Below, find each line holding "content" and state how many there are, using the number alone.

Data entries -

────────────────

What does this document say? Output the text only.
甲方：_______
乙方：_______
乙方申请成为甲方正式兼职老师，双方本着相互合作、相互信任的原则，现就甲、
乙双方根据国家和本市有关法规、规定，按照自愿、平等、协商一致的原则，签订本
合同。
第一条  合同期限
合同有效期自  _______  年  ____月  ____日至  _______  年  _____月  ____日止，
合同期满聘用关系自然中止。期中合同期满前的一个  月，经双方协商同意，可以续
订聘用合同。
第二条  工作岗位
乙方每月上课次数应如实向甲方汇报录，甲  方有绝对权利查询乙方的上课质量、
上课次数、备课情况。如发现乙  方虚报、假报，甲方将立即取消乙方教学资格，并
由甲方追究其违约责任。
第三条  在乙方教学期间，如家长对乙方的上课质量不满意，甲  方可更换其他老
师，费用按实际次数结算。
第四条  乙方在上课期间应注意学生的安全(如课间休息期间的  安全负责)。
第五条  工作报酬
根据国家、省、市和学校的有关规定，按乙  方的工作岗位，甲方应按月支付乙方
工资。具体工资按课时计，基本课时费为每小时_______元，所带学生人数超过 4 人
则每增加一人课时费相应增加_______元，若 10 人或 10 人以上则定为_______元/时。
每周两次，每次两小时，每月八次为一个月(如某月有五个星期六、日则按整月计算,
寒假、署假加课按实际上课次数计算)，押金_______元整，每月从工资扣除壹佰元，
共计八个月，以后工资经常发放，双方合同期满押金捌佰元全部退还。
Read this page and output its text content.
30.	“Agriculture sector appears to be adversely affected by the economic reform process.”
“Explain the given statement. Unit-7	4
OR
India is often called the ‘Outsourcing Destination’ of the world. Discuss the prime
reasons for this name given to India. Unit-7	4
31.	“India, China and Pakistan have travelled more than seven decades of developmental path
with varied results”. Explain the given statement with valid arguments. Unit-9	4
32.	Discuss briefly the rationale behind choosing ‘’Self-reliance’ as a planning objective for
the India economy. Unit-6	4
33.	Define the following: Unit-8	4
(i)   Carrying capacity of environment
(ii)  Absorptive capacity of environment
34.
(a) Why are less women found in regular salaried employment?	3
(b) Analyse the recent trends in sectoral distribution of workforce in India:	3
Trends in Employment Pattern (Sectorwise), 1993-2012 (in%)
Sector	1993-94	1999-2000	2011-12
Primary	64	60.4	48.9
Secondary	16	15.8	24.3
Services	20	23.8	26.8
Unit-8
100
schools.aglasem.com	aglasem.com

────────────────

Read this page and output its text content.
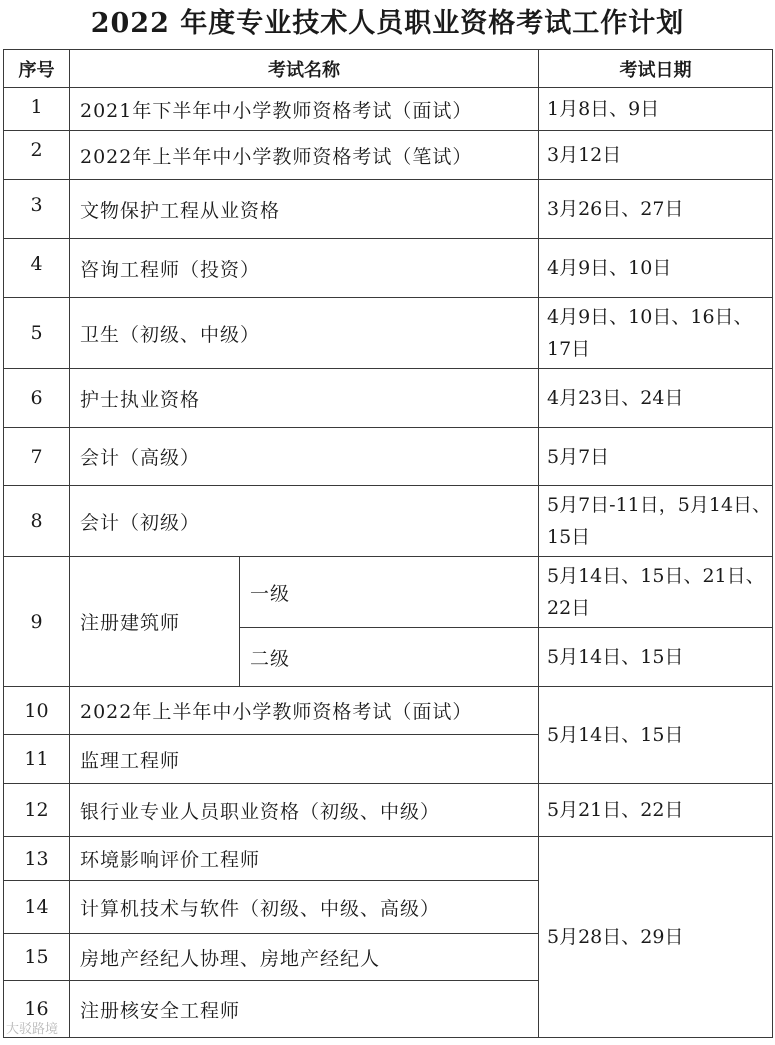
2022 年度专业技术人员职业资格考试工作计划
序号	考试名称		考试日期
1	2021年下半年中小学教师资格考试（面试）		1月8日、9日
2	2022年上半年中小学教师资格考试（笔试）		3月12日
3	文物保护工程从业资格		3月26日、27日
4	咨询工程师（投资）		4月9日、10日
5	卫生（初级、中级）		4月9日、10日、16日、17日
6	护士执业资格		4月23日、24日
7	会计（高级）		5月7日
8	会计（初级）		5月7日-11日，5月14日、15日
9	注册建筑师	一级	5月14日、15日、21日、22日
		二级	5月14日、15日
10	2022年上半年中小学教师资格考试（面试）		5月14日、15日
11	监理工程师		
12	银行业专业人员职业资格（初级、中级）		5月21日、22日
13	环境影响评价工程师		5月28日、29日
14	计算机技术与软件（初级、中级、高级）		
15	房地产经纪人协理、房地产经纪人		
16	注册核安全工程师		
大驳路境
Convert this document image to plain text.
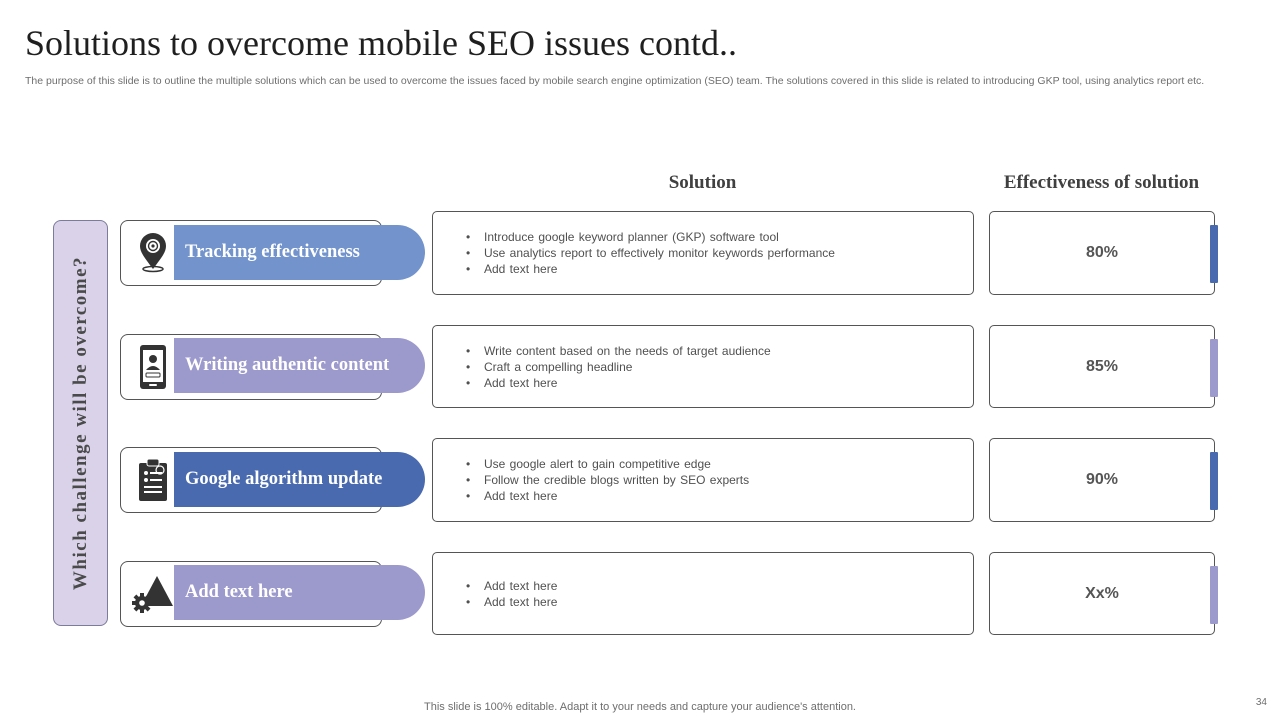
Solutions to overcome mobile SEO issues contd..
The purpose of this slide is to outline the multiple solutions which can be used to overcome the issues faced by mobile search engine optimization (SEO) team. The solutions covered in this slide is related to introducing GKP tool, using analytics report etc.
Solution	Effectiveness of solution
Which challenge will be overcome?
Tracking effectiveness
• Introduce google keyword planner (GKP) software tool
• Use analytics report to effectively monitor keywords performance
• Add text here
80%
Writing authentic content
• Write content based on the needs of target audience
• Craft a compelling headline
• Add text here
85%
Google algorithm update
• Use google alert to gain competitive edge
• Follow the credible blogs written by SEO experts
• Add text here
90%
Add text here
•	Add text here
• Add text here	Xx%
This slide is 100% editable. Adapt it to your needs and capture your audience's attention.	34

────────────────

Reply to the exercise - 4